STATED EXERCISE: Wherever "psixologik" appears in a line, copy that line.

(Dataset records)
========================================================================

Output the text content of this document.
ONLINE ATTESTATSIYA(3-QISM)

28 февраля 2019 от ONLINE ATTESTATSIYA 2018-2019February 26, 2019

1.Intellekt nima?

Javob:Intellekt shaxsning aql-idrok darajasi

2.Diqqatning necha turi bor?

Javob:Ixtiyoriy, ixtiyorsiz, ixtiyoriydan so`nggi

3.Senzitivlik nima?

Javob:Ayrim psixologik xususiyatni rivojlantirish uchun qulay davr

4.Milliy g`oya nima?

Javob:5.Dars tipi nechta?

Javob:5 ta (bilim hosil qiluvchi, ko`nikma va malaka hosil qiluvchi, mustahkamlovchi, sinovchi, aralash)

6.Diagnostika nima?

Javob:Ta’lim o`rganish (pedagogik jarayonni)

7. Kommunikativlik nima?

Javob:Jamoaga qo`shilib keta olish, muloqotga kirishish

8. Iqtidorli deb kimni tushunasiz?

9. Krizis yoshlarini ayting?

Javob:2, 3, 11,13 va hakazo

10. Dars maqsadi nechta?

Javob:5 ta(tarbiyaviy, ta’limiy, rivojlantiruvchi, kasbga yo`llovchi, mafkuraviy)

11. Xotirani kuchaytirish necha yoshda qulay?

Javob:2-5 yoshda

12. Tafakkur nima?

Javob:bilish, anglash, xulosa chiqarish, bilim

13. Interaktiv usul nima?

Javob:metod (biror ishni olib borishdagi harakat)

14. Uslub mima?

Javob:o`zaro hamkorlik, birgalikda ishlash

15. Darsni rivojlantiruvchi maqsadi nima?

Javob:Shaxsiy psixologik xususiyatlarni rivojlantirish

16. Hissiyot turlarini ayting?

========================================================================

WRITTEN REPLY:
Javob:Ayrim psixologik xususiyatni rivojlantirish uchun qulay davr
Javob:Shaxsiy psixologik xususiyatlarni rivojlantirish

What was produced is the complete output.